** What to work on **
1. In the passage on Iowa football's off-season setbacks, since what year had Rick Kaczenski coached Iowa's defensive line?
2. Continue the passage on Iowa football's off-season setbacks from where it stops.
*** Text excerpt
A bittersweet retirement for a legendary defensive coordinator and the ensuing uncertainty of who will coach the defense for the bowl game, check; the suspension of Iowa’s seemingly upstanding, durable starting ball carrier (and second-leading rusher in the Big Ten behind Heisman finalist Montee Ball of Wisconsin), check; the disgruntlement and apparent departure of promising running back Mika’il McCall, check. What could possibly be next? Oh yes, the resignation of Iowa’s defensive line coach Rick Kaczenski. The coach of the line since 2007 resigned to take the same position at Nebraska, a seemingly lateral move if not for a bit more money at the end of the year. Kaczenski iced the cake when he basically said—during an interview with Jeff Culhane of the Husker Sports Network—that Nebraska is his first real gig. Said Kaczenski, “It obviously helps when you walk into those high schools and you have the ‘N’ on your chest. I’m looking forward to that. That’ll be the first time in my career you’re walking into high schools with a name-brand on your chest. I’m very excited about that.”
******
*** Given entries
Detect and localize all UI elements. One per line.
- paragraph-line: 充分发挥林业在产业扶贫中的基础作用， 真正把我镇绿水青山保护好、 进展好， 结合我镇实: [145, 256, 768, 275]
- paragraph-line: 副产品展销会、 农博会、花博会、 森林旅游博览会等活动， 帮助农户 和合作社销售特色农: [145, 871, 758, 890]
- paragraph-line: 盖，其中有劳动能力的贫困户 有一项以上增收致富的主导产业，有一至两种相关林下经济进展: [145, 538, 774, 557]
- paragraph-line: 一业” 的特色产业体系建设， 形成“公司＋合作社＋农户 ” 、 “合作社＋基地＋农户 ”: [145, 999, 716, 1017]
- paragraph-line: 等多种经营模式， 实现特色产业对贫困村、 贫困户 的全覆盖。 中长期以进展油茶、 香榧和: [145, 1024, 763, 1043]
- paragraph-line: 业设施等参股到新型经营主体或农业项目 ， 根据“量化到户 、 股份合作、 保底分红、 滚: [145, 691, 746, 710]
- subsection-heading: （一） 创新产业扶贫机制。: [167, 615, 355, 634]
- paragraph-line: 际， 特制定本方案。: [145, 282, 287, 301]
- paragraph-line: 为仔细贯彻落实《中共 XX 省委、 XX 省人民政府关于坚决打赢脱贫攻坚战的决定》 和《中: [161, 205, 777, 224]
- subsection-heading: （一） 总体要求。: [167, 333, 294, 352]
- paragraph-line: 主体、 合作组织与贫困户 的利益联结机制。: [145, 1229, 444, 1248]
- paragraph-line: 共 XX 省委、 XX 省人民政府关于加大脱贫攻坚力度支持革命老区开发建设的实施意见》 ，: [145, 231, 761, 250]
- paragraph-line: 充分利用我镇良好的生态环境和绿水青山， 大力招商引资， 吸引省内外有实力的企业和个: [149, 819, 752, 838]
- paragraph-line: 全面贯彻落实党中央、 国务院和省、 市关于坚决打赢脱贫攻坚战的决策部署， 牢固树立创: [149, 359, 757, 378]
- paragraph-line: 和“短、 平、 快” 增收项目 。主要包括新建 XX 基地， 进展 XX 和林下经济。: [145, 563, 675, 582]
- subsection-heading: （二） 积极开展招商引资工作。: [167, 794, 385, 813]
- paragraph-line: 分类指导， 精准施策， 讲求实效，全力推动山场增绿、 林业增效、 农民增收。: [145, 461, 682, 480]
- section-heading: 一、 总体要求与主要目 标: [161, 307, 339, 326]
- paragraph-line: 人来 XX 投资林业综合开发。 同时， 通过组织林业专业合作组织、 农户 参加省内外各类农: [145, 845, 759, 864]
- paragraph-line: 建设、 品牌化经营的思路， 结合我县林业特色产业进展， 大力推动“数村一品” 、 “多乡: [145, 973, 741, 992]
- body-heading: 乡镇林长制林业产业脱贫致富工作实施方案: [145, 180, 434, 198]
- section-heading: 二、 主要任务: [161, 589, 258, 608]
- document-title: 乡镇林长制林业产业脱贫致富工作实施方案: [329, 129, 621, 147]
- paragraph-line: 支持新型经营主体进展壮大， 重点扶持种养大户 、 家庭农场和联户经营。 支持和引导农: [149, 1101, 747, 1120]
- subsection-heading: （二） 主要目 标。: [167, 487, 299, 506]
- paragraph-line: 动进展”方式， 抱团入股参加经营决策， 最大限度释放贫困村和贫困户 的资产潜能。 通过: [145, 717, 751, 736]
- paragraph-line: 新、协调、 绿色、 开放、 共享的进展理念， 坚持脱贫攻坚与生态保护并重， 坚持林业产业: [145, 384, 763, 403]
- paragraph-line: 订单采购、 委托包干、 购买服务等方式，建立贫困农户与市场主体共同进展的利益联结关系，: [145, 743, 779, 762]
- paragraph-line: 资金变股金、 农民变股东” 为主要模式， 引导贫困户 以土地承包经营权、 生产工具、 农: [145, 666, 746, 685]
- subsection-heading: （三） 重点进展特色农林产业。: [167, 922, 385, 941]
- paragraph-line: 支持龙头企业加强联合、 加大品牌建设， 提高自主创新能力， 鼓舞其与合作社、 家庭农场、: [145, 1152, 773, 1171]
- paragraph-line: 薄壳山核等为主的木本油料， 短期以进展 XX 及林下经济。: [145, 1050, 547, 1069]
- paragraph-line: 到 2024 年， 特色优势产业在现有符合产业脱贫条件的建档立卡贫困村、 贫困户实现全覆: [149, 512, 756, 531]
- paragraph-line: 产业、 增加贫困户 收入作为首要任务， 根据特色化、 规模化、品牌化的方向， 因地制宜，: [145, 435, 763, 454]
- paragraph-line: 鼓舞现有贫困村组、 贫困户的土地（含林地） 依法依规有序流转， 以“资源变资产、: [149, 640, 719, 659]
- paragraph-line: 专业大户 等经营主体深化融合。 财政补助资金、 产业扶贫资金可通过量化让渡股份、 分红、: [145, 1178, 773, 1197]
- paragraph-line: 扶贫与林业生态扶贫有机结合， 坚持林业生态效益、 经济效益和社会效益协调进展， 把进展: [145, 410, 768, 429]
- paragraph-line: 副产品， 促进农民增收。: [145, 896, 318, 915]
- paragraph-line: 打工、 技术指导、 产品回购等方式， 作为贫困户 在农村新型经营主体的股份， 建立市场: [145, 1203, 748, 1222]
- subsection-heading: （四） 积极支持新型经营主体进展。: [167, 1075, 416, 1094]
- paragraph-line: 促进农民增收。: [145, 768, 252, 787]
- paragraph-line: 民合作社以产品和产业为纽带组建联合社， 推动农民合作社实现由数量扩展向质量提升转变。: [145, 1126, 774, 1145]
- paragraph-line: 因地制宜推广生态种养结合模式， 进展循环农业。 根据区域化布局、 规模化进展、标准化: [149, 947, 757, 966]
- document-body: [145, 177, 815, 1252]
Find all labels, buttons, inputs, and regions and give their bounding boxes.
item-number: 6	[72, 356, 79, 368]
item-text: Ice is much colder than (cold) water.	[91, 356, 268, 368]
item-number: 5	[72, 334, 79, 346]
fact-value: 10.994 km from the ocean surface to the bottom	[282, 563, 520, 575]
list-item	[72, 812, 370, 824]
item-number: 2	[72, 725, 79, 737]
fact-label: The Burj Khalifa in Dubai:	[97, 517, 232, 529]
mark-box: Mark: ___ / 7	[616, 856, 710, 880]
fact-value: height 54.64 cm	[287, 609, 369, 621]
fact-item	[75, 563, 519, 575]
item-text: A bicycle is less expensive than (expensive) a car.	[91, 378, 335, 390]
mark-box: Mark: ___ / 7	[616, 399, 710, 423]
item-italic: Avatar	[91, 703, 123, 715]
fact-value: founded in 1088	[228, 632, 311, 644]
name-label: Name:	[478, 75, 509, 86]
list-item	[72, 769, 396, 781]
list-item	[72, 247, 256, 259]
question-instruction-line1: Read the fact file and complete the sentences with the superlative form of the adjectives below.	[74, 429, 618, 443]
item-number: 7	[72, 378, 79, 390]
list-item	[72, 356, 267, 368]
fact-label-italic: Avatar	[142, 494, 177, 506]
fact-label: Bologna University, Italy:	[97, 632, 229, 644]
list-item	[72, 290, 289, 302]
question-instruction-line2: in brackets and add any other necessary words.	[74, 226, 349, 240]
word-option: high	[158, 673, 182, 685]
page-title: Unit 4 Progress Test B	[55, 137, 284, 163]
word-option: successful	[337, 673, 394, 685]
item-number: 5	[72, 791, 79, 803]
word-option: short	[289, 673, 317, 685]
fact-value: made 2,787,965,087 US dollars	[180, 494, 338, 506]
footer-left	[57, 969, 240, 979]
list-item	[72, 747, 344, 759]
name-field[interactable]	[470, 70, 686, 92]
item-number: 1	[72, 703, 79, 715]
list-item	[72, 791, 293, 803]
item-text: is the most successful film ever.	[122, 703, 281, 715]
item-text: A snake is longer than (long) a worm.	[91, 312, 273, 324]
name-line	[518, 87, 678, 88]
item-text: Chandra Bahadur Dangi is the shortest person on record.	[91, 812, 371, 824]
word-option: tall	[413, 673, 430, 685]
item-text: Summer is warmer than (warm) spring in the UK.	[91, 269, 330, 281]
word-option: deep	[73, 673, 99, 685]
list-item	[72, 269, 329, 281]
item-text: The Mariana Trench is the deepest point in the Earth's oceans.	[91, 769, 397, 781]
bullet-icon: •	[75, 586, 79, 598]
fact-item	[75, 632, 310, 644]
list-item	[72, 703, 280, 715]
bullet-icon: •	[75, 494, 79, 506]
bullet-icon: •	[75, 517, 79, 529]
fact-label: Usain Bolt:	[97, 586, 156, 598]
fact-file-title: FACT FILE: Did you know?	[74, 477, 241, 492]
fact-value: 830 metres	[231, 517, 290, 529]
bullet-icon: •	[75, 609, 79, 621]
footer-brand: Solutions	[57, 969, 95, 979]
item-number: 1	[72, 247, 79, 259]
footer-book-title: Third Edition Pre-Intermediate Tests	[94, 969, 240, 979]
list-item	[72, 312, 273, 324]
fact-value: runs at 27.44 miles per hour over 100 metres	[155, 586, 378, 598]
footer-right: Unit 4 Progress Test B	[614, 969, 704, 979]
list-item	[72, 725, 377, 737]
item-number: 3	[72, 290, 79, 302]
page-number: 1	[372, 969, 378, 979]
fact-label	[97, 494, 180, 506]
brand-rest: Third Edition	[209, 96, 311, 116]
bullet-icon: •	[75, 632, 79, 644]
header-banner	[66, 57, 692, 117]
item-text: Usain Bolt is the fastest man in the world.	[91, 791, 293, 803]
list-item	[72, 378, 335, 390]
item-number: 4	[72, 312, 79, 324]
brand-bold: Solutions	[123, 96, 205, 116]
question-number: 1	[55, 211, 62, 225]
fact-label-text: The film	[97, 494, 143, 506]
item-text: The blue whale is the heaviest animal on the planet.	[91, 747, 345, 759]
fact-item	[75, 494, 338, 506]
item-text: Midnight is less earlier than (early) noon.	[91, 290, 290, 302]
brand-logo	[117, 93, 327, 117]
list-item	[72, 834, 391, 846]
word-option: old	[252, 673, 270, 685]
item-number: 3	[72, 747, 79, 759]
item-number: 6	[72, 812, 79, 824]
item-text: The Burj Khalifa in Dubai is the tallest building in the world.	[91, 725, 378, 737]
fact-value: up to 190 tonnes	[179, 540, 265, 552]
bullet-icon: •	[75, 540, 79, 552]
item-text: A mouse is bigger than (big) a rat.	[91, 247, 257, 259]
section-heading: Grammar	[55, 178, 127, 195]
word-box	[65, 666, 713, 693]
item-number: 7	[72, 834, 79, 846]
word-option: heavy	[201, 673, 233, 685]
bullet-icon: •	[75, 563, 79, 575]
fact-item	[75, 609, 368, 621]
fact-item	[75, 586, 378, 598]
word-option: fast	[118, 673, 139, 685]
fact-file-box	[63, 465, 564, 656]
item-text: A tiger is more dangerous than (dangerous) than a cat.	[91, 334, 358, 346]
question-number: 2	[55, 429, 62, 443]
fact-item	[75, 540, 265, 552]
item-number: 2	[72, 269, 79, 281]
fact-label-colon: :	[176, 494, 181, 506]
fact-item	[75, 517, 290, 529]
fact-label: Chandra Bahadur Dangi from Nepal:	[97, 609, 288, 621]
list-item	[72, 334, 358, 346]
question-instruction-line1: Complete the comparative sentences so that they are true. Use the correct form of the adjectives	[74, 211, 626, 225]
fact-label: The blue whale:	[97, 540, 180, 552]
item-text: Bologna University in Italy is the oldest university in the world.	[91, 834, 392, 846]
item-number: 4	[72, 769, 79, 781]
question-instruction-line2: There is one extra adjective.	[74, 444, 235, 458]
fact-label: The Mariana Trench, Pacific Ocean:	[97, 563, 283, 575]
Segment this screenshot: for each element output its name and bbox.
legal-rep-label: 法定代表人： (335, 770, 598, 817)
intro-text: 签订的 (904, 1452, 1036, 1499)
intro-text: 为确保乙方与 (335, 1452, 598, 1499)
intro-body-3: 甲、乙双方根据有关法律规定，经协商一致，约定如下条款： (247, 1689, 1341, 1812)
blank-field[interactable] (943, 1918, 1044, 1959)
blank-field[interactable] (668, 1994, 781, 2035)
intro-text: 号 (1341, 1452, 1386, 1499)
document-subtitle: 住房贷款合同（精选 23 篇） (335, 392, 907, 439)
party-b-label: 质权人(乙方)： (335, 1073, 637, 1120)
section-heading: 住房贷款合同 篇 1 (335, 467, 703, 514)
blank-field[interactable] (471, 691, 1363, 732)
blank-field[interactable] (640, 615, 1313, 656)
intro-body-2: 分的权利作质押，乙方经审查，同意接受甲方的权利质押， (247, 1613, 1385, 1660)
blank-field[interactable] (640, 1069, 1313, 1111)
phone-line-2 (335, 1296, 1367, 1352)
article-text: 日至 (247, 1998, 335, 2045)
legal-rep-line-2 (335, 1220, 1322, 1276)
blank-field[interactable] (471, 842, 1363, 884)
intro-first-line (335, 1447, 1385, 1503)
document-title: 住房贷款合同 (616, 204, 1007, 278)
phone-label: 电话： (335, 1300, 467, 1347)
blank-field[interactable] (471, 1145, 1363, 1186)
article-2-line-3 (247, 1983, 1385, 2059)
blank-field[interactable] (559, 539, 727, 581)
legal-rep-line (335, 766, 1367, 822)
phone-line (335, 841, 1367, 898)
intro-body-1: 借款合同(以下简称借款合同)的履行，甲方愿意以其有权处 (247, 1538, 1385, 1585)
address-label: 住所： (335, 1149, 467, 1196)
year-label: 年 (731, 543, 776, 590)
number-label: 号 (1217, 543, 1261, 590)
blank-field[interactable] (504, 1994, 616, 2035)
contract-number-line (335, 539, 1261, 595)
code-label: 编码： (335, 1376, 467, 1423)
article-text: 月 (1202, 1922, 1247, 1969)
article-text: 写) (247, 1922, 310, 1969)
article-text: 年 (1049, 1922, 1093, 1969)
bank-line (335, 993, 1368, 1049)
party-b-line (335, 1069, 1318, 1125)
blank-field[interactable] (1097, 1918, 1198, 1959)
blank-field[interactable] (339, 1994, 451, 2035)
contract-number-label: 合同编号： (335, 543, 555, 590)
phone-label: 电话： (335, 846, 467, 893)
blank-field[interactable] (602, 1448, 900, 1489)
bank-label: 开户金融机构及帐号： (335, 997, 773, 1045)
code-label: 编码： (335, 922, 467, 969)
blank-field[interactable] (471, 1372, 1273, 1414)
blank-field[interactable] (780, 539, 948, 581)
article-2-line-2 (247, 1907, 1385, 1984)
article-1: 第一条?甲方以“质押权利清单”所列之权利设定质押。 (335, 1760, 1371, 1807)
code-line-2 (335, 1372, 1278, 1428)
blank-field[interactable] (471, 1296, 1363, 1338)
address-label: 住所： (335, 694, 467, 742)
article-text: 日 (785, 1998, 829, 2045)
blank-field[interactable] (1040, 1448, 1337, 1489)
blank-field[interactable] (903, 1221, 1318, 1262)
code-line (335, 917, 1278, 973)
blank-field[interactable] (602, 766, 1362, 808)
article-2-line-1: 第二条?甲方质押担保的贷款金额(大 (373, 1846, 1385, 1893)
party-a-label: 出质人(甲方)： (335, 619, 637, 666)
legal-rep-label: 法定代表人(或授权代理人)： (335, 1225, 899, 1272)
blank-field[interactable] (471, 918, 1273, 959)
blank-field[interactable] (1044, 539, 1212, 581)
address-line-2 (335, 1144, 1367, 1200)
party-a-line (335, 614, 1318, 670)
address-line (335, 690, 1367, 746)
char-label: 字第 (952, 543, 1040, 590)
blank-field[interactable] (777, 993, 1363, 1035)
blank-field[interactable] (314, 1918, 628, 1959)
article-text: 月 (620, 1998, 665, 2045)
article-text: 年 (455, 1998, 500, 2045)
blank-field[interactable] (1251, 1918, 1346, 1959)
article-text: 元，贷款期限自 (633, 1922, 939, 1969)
******
** Answers by item number **
1. Since 2007.

2.
Oklahoma, meanwhile, is in no great shape itself—especially on offense. Despite the betting lines in Vegas being anywhere from ten points to two touchdowns, the Sooners are missing up to ten offensive contributors with injury, including pass-eating receiver Ryan Broyles and leading rusher Dominic Whaley. The team should still be able to move the ball because of their outstanding depth and the fact that Oklahoma is the fastest no-huddle spread offense in the country. Also considering Iowa’s defense does no single thing particularly well, unsurprising it will be if Oklahoma finishes with 400-500 total yards and a few points.
With Coker and McCall gone, a sieve of a defense without a mainstay coach for the line (LeVar Woods is coaching the line on a temporary basis), and an overmatched Iowa team on paper, it would be easy to pick against the Hawkeyes. For some reason, however, I can’t give up on Iowa. The team always seems to prepare well for bowl foes, looking faster and more energetic in postseason games. Throw in some criticism and doubt of the team, and they really seem to dig in.
I expect to see the vacancy of Marcus Coker show itself through quarterback James Vandenberg and a likely pass, pass, run plan. Vandenberg will pass to set up a Jordan Canzeri or De’Andre Johnson run, followed by more short to mid-range passes. If Canzeri and Johnson can get 3-5 yards a run, the Hawkeyes will have a chance. They must run the ball to keep the clock moving and, most importantly, to keep the Sooner offense off the field. Marvin McNutt certainly wants to play better than he did in the Nebraska game (29 yards receiving, lowest of the season). Vandenberg will try to lean on McNutt like he has all season, and one has to hope that a few more players will help move the ball, whether it be Keenan Davis, Brad Herman, or C.J. Fiedorowicz. As for the defense, hopefully the unit will play like a vintage Norm Parker defense—prepared, powerful, energetic, and inspired by the outgoing leader.